Written exercise.
Every line of the material is to be quoted verbatim, minus the pictures.

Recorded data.
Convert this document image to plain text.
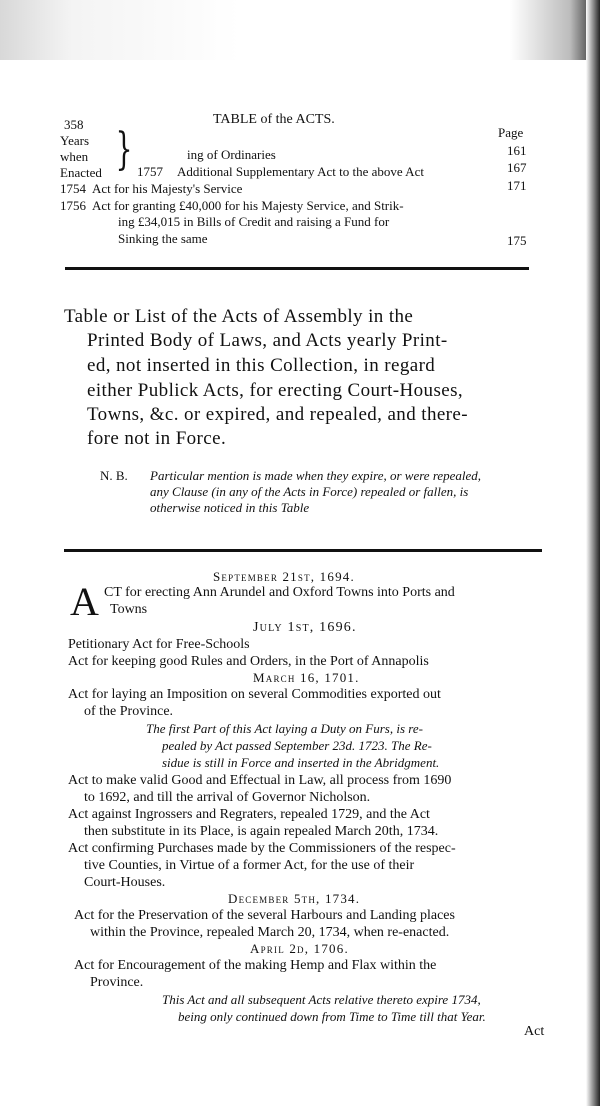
358	TABLE of the ACTS.
Page
Years
when
Enacted }	ing of Ordinaries	161
1757 Additional Supplementary Act to the above Act	167
1754 Act for his Majesty's Service	171
1756 Act for granting £40,000 for his Majesty Service, and Strik-
ing £34,015 in Bills of Credit and raising a Fund for
Sinking the same	175
Table or List of the Acts of Assembly in the
Printed Body of Laws, and Acts yearly Print-
ed, not inserted in this Collection, in regard
either Publick Acts, for erecting Court-Houses,
Towns, &c. or expired, and repealed, and there-
fore not in Force.
N. B. Particular mention is made when they expire, or were repealed,
any Clause (in any of the Acts in Force) repealed or fallen, is
otherwise noticed in this Table
September 21st, 1694.
A CT for erecting Ann Arundel and Oxford Towns into Ports and
Towns
July 1st, 1696.
Petitionary Act for Free-Schools
Act for keeping good Rules and Orders, in the Port of Annapolis
March 16, 1701.
Act for laying an Imposition on several Commodities exported out
of the Province.
The first Part of this Act laying a Duty on Furs, is re-
pealed by Act passed September 23d. 1723. The Re-
sidue is still in Force and inserted in the Abridgment.
Act to make valid Good and Effectual in Law, all process from 1690
to 1692, and till the arrival of Governor Nicholson.
Act against Ingrossers and Regraters, repealed 1729, and the Act
then substitute in its Place, is again repealed March 20th, 1734.
Act confirming Purchases made by the Commissioners of the respec-
tive Counties, in Virtue of a former Act, for the use of their
Court-Houses.
December 5th, 1734.
Act for the Preservation of the several Harbours and Landing places
within the Province, repealed March 20, 1734, when re-enacted.
April 2d, 1706.
Act for Encouragement of the making Hemp and Flax within the
Province.
This Act and all subsequent Acts relative thereto expire 1734,
being only continued down from Time to Time till that Year.
Act
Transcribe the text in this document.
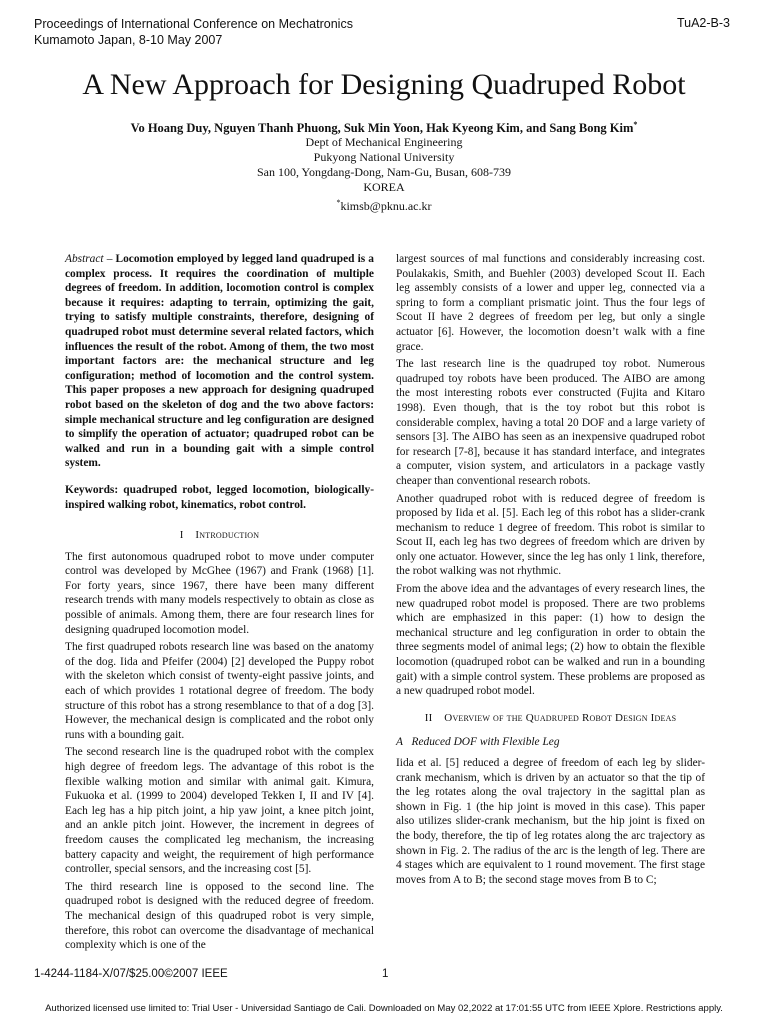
Proceedings of International Conference on Mechatronics
Kumamoto Japan, 8-10 May 2007
TuA2-B-3
A New Approach for Designing Quadruped Robot
Vo Hoang Duy, Nguyen Thanh Phuong, Suk Min Yoon, Hak Kyeong Kim, and Sang Bong Kim*
Dept of Mechanical Engineering
Pukyong National University
San 100, Yongdang-Dong, Nam-Gu, Busan, 608-739
KOREA
*kimsb@pknu.ac.kr

Abstract – Locomotion employed by legged land quadruped is a complex process. It requires the coordination of multiple degrees of freedom. In addition, locomotion control is complex because it requires: adapting to terrain, optimizing the gait, trying to satisfy multiple constraints, therefore, designing of quadruped robot must determine several related factors, which influences the result of the robot. Among of them, the two most important factors are: the mechanical structure and leg configuration; method of locomotion and the control system. This paper proposes a new approach for designing quadruped robot based on the skeleton of dog and the two above factors: simple mechanical structure and leg configuration are designed to simplify the operation of actuator; quadruped robot can be walked and run in a bounding gait with a simple control system.

Keywords: quadruped robot, legged locomotion, biologically-inspired walking robot, kinematics, robot control.

I Introduction

The first autonomous quadruped robot to move under computer control was developed by McGhee (1967) and Frank (1968) [1]. For forty years, since 1967, there have been many different research trends with many models respectively to obtain as close as possible of animals. Among them, there are four research lines for designing quadruped locomotion model.

The first quadruped robots research line was based on the anatomy of the dog. Iida and Pfeifer (2004) [2] developed the Puppy robot with the skeleton which consist of twenty-eight passive joints, and each of which provides 1 rotational degree of freedom. The body structure of this robot has a strong resemblance to that of a dog [3]. However, the mechanical design is complicated and the robot only runs with a bounding gait.

The second research line is the quadruped robot with the complex high degree of freedom legs. The advantage of this robot is the flexible walking motion and similar with animal gait. Kimura, Fukuoka et al. (1999 to 2004) developed Tekken I, II and IV [4]. Each leg has a hip pitch joint, a hip yaw joint, a knee pitch joint, and an ankle pitch joint. However, the increment in degrees of freedom causes the complicated leg mechanism, the increasing battery capacity and weight, the requirement of high performance controller, special sensors, and the increasing cost [5].

The third research line is opposed to the second line. The quadruped robot is designed with the reduced degree of freedom. The mechanical design of this quadruped robot is very simple, therefore, this robot can overcome the disadvantage of mechanical complexity which is one of the

largest sources of mal functions and considerably increasing cost. Poulakakis, Smith, and Buehler (2003) developed Scout II. Each leg assembly consists of a lower and upper leg, connected via a spring to form a compliant prismatic joint. Thus the four legs of Scout II have 2 degrees of freedom per leg, but only a single actuator [6]. However, the locomotion doesn’t walk with a fine grace.

The last research line is the quadruped toy robot. Numerous quadruped toy robots have been produced. The AIBO are among the most interesting robots ever constructed (Fujita and Kitaro 1998). Even though, that is the toy robot but this robot is considerable complex, having a total 20 DOF and a large variety of sensors [3]. The AIBO has seen as an inexpensive quadruped robot for research [7-8], because it has standard interface, and integrates a computer, vision system, and articulators in a package vastly cheaper than conventional research robots.

Another quadruped robot with is reduced degree of freedom is proposed by Iida et al. [5]. Each leg of this robot has a slider-crank mechanism to reduce 1 degree of freedom. This robot is similar to Scout II, each leg has two degrees of freedom which are driven by only one actuator. However, since the leg has only 1 link, therefore, the robot walking was not rhythmic.

From the above idea and the advantages of every research lines, the new quadruped robot model is proposed. There are two problems which are emphasized in this paper: (1) how to design the mechanical structure and leg configuration in order to obtain the three segments model of animal legs; (2) how to obtain the flexible locomotion (quadruped robot can be walked and run in a bounding gait) with a simple control system. These problems are proposed as a new quadruped robot model.

II Overview of the Quadruped Robot Design Ideas
A Reduced DOF with Flexible Leg

Iida et al. [5] reduced a degree of freedom of each leg by slider-crank mechanism, which is driven by an actuator so that the tip of the leg rotates along the oval trajectory in the sagittal plan as shown in Fig. 1 (the hip joint is moved in this case). This paper also utilizes slider-crank mechanism, but the hip joint is fixed on the body, therefore, the tip of leg rotates along the arc trajectory as shown in Fig. 2. The radius of the arc is the length of leg. There are 4 stages which are equivalent to 1 round movement. The first stage moves from A to B; the second stage moves from B to C;

1-4244-1184-X/07/$25.00©2007 IEEE	1
Authorized licensed use limited to: Trial User - Universidad Santiago de Cali. Downloaded on May 02,2022 at 17:01:55 UTC from IEEE Xplore. Restrictions apply.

Finished exercise.
Convert this document image to plain text.
358	TABLE of the ACTS.
Page
Years
when
Enacted }	ing of Ordinaries	161
1757 Additional Supplementary Act to the above Act	167
1754 Act for his Majesty's Service	171
1756 Act for granting £40,000 for his Majesty Service, and Strik-
ing £34,015 in Bills of Credit and raising a Fund for
Sinking the same	175
Table or List of the Acts of Assembly in the
Printed Body of Laws, and Acts yearly Print-
ed, not inserted in this Collection, in regard
either Publick Acts, for erecting Court-Houses,
Towns, &c. or expired, and repealed, and there-
fore not in Force.
N. B. Particular mention is made when they expire, or were repealed,
any Clause (in any of the Acts in Force) repealed or fallen, is
otherwise noticed in this Table
September 21st, 1694.
A CT for erecting Ann Arundel and Oxford Towns into Ports and
Towns
July 1st, 1696.
Petitionary Act for Free-Schools
Act for keeping good Rules and Orders, in the Port of Annapolis
March 16, 1701.
Act for laying an Imposition on several Commodities exported out
of the Province.
The first Part of this Act laying a Duty on Furs, is re-
pealed by Act passed September 23d. 1723. The Re-
sidue is still in Force and inserted in the Abridgment.
Act to make valid Good and Effectual in Law, all process from 1690
to 1692, and till the arrival of Governor Nicholson.
Act against Ingrossers and Regraters, repealed 1729, and the Act
then substitute in its Place, is again repealed March 20th, 1734.
Act confirming Purchases made by the Commissioners of the respec-
tive Counties, in Virtue of a former Act, for the use of their
Court-Houses.
December 5th, 1734.
Act for the Preservation of the several Harbours and Landing places
within the Province, repealed March 20, 1734, when re-enacted.
April 2d, 1706.
Act for Encouragement of the making Hemp and Flax within the
Province.
This Act and all subsequent Acts relative thereto expire 1734,
being only continued down from Time to Time till that Year.
Act
Transcribe the text in this document.
Proceedings of International Conference on Mechatronics
Kumamoto Japan, 8-10 May 2007
TuA2-B-3
A New Approach for Designing Quadruped Robot
Vo Hoang Duy, Nguyen Thanh Phuong, Suk Min Yoon, Hak Kyeong Kim, and Sang Bong Kim*
Dept of Mechanical Engineering
Pukyong National University
San 100, Yongdang-Dong, Nam-Gu, Busan, 608-739
KOREA
*kimsb@pknu.ac.kr

Abstract – Locomotion employed by legged land quadruped is a complex process. It requires the coordination of multiple degrees of freedom. In addition, locomotion control is complex because it requires: adapting to terrain, optimizing the gait, trying to satisfy multiple constraints, therefore, designing of quadruped robot must determine several related factors, which influences the result of the robot. Among of them, the two most important factors are: the mechanical structure and leg configuration; method of locomotion and the control system. This paper proposes a new approach for designing quadruped robot based on the skeleton of dog and the two above factors: simple mechanical structure and leg configuration are designed to simplify the operation of actuator; quadruped robot can be walked and run in a bounding gait with a simple control system.

Keywords: quadruped robot, legged locomotion, biologically-inspired walking robot, kinematics, robot control.

I Introduction

The first autonomous quadruped robot to move under computer control was developed by McGhee (1967) and Frank (1968) [1]. For forty years, since 1967, there have been many different research trends with many models respectively to obtain as close as possible of animals. Among them, there are four research lines for designing quadruped locomotion model.

The first quadruped robots research line was based on the anatomy of the dog. Iida and Pfeifer (2004) [2] developed the Puppy robot with the skeleton which consist of twenty-eight passive joints, and each of which provides 1 rotational degree of freedom. The body structure of this robot has a strong resemblance to that of a dog [3]. However, the mechanical design is complicated and the robot only runs with a bounding gait.

The second research line is the quadruped robot with the complex high degree of freedom legs. The advantage of this robot is the flexible walking motion and similar with animal gait. Kimura, Fukuoka et al. (1999 to 2004) developed Tekken I, II and IV [4]. Each leg has a hip pitch joint, a hip yaw joint, a knee pitch joint, and an ankle pitch joint. However, the increment in degrees of freedom causes the complicated leg mechanism, the increasing battery capacity and weight, the requirement of high performance controller, special sensors, and the increasing cost [5].

The third research line is opposed to the second line. The quadruped robot is designed with the reduced degree of freedom. The mechanical design of this quadruped robot is very simple, therefore, this robot can overcome the disadvantage of mechanical complexity which is one of the

largest sources of mal functions and considerably increasing cost. Poulakakis, Smith, and Buehler (2003) developed Scout II. Each leg assembly consists of a lower and upper leg, connected via a spring to form a compliant prismatic joint. Thus the four legs of Scout II have 2 degrees of freedom per leg, but only a single actuator [6]. However, the locomotion doesn’t walk with a fine grace.

The last research line is the quadruped toy robot. Numerous quadruped toy robots have been produced. The AIBO are among the most interesting robots ever constructed (Fujita and Kitaro 1998). Even though, that is the toy robot but this robot is considerable complex, having a total 20 DOF and a large variety of sensors [3]. The AIBO has seen as an inexpensive quadruped robot for research [7-8], because it has standard interface, and integrates a computer, vision system, and articulators in a package vastly cheaper than conventional research robots.

Another quadruped robot with is reduced degree of freedom is proposed by Iida et al. [5]. Each leg of this robot has a slider-crank mechanism to reduce 1 degree of freedom. This robot is similar to Scout II, each leg has two degrees of freedom which are driven by only one actuator. However, since the leg has only 1 link, therefore, the robot walking was not rhythmic.

From the above idea and the advantages of every research lines, the new quadruped robot model is proposed. There are two problems which are emphasized in this paper: (1) how to design the mechanical structure and leg configuration in order to obtain the three segments model of animal legs; (2) how to obtain the flexible locomotion (quadruped robot can be walked and run in a bounding gait) with a simple control system. These problems are proposed as a new quadruped robot model.

II Overview of the Quadruped Robot Design Ideas
A Reduced DOF with Flexible Leg

Iida et al. [5] reduced a degree of freedom of each leg by slider-crank mechanism, which is driven by an actuator so that the tip of the leg rotates along the oval trajectory in the sagittal plan as shown in Fig. 1 (the hip joint is moved in this case). This paper also utilizes slider-crank mechanism, but the hip joint is fixed on the body, therefore, the tip of leg rotates along the arc trajectory as shown in Fig. 2. The radius of the arc is the length of leg. There are 4 stages which are equivalent to 1 round movement. The first stage moves from A to B; the second stage moves from B to C;

1-4244-1184-X/07/$25.00©2007 IEEE	1
Authorized licensed use limited to: Trial User - Universidad Santiago de Cali. Downloaded on May 02,2022 at 17:01:55 UTC from IEEE Xplore. Restrictions apply.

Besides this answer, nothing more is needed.